- **What is required**
Return the lines from the start of the records through the line containing "table-row: EBITDA 1,809.34", inclusive, reproducing them precisely.

- **Dataset excerpts**
· · · ·

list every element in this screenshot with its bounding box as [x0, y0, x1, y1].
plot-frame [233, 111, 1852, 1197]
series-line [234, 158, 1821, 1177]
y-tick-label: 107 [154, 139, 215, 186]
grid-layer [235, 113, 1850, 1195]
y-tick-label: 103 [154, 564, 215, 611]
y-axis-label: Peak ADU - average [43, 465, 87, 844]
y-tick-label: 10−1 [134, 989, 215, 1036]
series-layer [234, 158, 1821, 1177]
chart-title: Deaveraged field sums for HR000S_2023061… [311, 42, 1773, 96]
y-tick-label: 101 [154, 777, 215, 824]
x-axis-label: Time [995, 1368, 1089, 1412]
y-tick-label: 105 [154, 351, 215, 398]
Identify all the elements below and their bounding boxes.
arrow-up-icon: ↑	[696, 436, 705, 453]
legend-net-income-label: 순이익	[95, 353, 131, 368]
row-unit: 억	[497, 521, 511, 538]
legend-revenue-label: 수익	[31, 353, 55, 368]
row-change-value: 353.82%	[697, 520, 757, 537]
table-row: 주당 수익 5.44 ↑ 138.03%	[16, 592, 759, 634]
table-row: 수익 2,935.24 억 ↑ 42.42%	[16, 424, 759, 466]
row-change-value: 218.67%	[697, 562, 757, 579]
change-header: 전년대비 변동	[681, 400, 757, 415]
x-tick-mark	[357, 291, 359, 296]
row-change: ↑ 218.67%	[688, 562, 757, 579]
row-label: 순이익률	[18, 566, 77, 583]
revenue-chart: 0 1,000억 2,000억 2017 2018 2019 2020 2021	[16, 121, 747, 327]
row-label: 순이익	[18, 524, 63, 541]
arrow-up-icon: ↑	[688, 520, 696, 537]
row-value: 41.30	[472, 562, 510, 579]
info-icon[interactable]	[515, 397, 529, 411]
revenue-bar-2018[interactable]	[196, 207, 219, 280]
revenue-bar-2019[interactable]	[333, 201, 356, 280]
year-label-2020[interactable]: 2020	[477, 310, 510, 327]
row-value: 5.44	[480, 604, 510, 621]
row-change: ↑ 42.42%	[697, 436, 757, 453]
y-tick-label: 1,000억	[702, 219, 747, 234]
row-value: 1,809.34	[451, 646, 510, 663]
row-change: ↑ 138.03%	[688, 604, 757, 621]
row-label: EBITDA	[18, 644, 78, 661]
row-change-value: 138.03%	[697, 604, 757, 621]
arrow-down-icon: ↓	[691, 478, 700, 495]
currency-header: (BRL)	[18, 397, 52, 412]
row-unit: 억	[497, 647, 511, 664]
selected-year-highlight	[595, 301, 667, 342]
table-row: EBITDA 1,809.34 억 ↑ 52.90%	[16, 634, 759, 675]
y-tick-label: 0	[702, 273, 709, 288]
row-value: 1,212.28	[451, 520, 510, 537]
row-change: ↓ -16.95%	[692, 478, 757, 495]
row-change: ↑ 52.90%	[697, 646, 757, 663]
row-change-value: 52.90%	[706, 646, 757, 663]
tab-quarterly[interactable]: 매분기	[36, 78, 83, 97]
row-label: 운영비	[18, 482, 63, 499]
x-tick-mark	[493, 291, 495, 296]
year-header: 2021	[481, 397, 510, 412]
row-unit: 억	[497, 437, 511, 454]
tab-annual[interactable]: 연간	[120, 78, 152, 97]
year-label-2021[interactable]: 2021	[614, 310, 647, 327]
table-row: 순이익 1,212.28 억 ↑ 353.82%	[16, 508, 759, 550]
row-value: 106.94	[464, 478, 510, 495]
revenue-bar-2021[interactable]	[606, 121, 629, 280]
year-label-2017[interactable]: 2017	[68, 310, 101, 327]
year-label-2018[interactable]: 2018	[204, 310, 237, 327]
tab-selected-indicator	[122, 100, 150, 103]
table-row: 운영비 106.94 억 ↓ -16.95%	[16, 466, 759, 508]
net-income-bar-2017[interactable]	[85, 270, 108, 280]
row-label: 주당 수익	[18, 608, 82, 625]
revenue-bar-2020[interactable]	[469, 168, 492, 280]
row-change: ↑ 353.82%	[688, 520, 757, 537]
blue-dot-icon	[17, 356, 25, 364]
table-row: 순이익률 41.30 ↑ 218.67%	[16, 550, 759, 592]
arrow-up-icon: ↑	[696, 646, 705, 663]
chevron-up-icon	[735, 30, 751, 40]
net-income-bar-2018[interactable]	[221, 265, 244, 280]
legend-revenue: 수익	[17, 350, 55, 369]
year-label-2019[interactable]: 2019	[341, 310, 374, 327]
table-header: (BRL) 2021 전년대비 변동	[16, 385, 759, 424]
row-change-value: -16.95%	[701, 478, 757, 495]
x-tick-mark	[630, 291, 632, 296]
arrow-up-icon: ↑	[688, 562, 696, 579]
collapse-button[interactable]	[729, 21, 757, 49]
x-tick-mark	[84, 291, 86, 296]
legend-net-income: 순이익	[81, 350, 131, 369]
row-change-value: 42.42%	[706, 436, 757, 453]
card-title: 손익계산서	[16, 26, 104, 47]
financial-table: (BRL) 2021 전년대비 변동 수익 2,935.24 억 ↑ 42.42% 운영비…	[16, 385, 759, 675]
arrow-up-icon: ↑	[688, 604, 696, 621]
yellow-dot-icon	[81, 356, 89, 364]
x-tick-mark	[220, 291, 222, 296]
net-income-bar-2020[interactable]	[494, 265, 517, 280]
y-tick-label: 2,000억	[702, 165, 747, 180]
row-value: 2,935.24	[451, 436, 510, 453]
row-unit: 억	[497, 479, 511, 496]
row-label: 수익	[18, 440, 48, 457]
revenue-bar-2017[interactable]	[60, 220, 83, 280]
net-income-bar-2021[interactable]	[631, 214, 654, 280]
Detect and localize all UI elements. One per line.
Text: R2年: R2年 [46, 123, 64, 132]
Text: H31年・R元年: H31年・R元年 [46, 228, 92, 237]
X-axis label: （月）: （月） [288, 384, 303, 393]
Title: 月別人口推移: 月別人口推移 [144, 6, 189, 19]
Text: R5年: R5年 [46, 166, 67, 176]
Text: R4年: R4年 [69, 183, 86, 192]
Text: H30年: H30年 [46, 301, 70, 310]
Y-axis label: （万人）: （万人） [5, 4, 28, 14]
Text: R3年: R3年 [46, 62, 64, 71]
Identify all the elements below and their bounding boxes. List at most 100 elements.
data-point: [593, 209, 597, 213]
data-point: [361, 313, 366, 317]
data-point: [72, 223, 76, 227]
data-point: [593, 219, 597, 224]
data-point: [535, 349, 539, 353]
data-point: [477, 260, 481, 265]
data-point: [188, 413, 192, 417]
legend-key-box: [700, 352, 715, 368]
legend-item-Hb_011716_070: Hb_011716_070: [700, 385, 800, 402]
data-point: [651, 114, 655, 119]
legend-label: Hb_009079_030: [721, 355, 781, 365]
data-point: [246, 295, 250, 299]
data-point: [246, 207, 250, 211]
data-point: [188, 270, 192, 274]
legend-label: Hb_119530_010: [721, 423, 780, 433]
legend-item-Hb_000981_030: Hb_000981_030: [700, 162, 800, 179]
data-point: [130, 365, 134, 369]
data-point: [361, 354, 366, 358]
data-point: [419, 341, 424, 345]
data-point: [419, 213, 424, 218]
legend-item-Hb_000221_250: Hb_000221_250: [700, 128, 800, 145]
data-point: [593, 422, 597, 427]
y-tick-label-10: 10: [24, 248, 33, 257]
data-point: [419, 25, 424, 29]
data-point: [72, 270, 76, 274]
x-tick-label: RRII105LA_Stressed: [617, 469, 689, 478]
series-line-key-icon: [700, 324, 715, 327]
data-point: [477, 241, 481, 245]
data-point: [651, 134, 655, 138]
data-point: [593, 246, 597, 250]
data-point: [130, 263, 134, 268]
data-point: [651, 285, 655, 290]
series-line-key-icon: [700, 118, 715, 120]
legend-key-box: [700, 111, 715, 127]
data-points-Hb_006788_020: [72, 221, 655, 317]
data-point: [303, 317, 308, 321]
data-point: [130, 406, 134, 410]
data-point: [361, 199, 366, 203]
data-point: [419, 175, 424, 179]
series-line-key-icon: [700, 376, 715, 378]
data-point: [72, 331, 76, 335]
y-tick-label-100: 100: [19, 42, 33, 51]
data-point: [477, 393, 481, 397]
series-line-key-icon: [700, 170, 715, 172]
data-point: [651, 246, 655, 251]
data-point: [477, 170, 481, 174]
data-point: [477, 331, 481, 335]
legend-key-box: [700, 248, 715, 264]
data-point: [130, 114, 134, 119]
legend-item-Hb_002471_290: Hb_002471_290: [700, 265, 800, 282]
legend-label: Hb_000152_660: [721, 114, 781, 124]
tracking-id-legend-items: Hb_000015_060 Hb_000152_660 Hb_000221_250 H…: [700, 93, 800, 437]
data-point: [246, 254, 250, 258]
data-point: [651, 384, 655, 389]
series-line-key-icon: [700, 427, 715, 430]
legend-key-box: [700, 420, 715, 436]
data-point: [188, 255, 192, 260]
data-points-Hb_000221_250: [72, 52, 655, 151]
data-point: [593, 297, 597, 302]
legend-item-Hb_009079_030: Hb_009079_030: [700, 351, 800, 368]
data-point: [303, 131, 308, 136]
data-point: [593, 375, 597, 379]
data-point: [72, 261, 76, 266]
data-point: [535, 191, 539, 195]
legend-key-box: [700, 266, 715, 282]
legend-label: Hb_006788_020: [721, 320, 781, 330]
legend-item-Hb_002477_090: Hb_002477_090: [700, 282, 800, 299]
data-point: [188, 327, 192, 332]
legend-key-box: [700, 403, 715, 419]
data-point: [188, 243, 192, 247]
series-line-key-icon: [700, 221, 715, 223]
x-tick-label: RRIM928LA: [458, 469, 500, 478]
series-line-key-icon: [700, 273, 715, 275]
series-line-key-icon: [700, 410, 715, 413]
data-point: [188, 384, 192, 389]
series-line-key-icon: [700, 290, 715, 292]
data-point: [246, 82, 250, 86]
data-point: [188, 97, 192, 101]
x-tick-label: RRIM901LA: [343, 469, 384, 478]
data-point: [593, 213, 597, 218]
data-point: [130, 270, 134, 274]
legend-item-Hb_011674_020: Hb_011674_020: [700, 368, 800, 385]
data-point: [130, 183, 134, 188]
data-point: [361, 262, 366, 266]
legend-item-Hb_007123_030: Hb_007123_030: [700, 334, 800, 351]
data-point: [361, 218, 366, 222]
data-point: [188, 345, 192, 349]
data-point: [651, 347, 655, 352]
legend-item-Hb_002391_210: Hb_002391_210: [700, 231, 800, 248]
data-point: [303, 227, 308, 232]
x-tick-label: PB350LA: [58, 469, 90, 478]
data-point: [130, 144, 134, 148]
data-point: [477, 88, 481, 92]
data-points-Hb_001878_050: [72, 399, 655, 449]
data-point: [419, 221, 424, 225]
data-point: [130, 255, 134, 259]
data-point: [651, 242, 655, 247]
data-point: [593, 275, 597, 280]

· · · ·

- **Solution below**
list every element in this screenshot with its bounding box as [x0, y0, x1, y1].
plot-frame [233, 111, 1852, 1197]
series-line [234, 158, 1821, 1177]
y-tick-label: 107 [154, 139, 215, 186]
grid-layer [235, 113, 1850, 1195]
y-tick-label: 103 [154, 564, 215, 611]
y-axis-label: Peak ADU - average [43, 465, 87, 844]
y-tick-label: 10−1 [134, 989, 215, 1036]
series-layer [234, 158, 1821, 1177]
chart-title: Deaveraged field sums for HR000S_2023061… [311, 42, 1773, 96]
y-tick-label: 101 [154, 777, 215, 824]
x-axis-label: Time [995, 1368, 1089, 1412]
y-tick-label: 105 [154, 351, 215, 398]
Identify all the elements below and their bounding boxes.
arrow-up-icon: ↑	[696, 436, 705, 453]
legend-net-income-label: 순이익	[95, 353, 131, 368]
row-unit: 억	[497, 521, 511, 538]
legend-revenue-label: 수익	[31, 353, 55, 368]
row-change-value: 353.82%	[697, 520, 757, 537]
table-row: 주당 수익 5.44 ↑ 138.03%	[16, 592, 759, 634]
table-row: 수익 2,935.24 억 ↑ 42.42%	[16, 424, 759, 466]
row-change-value: 218.67%	[697, 562, 757, 579]
change-header: 전년대비 변동	[681, 400, 757, 415]
x-tick-mark	[357, 291, 359, 296]
row-change: ↑ 218.67%	[688, 562, 757, 579]
row-label: 순이익률	[18, 566, 77, 583]
revenue-chart: 0 1,000억 2,000억 2017 2018 2019 2020 2021	[16, 121, 747, 327]
row-label: 순이익	[18, 524, 63, 541]
arrow-up-icon: ↑	[688, 520, 696, 537]
row-value: 41.30	[472, 562, 510, 579]
info-icon[interactable]	[515, 397, 529, 411]
revenue-bar-2018[interactable]	[196, 207, 219, 280]
revenue-bar-2019[interactable]	[333, 201, 356, 280]
year-label-2020[interactable]: 2020	[477, 310, 510, 327]
row-value: 5.44	[480, 604, 510, 621]
row-change: ↑ 42.42%	[697, 436, 757, 453]
y-tick-label: 1,000억	[702, 219, 747, 234]
row-value: 1,809.34	[451, 646, 510, 663]
row-change: ↑ 138.03%	[688, 604, 757, 621]
row-label: EBITDA	[18, 644, 78, 661]
row-change-value: 138.03%	[697, 604, 757, 621]
arrow-down-icon: ↓	[691, 478, 700, 495]
currency-header: (BRL)	[18, 397, 52, 412]
row-unit: 억	[497, 647, 511, 664]
selected-year-highlight	[595, 301, 667, 342]
table-row: EBITDA 1,809.34 억 ↑ 52.90%	[16, 634, 759, 675]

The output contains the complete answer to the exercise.